Stated problem – Set down the whole listing verbatim.

Input data –
○ ○ ○ ○ ○ ○ ○

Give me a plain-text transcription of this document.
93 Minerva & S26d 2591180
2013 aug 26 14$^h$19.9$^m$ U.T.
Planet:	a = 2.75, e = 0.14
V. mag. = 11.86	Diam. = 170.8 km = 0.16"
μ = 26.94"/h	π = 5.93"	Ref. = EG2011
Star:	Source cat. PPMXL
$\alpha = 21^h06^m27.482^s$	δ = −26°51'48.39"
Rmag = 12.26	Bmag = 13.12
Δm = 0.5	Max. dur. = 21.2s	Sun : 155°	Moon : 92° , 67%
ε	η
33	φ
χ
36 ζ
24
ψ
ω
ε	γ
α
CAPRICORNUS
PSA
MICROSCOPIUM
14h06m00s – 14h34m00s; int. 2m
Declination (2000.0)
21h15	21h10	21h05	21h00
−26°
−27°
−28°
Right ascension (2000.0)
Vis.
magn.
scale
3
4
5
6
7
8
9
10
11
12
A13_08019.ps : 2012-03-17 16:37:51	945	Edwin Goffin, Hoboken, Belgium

○ ○ ○ ○ ○ ○ ○

Response to the exercise –
Give me a plain-text transcription of this document.
93 Minerva & S26d 2591180
2013 aug 26 14$^h$19.9$^m$ U.T.
Planet:	a = 2.75, e = 0.14
V. mag. = 11.86	Diam. = 170.8 km = 0.16"
μ = 26.94"/h	π = 5.93"	Ref. = EG2011
Star:	Source cat. PPMXL
$\alpha = 21^h06^m27.482^s$	δ = −26°51'48.39"
Rmag = 12.26	Bmag = 13.12
Δm = 0.5	Max. dur. = 21.2s	Sun : 155°	Moon : 92° , 67%
ε	η
33	φ
χ
36 ζ
24
ψ
ω
ε	γ
α
CAPRICORNUS
PSA
MICROSCOPIUM
14h06m00s – 14h34m00s; int. 2m
Declination (2000.0)
21h15	21h10	21h05	21h00
−26°
−27°
−28°
Right ascension (2000.0)
Vis.
magn.
scale
3
4
5
6
7
8
9
10
11
12
A13_08019.ps : 2012-03-17 16:37:51	945	Edwin Goffin, Hoboken, Belgium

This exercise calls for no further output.